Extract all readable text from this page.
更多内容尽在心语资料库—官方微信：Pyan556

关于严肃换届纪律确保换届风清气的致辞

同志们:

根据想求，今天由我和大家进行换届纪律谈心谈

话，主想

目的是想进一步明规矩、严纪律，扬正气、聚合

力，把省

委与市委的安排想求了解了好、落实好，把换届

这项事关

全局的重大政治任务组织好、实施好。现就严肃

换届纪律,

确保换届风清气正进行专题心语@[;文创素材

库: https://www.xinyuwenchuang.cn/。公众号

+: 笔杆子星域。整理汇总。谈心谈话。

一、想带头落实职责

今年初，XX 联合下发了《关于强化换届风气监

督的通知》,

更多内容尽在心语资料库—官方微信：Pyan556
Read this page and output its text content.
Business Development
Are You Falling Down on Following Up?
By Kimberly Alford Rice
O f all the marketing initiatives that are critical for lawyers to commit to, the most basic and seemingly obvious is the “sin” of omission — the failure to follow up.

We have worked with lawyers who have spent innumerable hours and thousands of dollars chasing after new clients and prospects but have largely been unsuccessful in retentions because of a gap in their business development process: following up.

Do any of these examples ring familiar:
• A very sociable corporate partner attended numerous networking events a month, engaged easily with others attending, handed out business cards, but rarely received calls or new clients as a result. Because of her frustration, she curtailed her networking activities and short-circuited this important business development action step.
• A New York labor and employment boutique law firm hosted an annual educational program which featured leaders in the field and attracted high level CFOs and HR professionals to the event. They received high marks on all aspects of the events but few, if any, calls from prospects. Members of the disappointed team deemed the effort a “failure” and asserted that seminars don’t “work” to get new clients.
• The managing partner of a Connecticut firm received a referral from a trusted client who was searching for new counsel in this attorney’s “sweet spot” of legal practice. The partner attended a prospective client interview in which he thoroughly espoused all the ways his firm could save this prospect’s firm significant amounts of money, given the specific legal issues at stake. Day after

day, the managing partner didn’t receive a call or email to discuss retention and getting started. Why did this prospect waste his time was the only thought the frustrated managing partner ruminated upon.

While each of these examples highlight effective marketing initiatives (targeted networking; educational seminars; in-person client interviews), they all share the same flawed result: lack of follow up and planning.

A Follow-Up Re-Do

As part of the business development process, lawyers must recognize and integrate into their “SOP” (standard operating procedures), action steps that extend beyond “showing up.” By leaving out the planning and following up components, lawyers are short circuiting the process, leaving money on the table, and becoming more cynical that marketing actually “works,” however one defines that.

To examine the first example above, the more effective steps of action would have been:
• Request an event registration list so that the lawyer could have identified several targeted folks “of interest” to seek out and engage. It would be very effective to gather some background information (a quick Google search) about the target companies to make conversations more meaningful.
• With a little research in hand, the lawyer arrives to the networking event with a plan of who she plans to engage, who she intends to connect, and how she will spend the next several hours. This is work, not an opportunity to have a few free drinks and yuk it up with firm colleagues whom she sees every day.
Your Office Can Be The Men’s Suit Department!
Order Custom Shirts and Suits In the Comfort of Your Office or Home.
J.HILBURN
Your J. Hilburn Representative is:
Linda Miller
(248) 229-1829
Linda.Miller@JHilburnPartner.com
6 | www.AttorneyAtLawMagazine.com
......
Exercise aim:
From the records above, report the count of lines containing "Linda" and nothing more.

Solution for this task:
2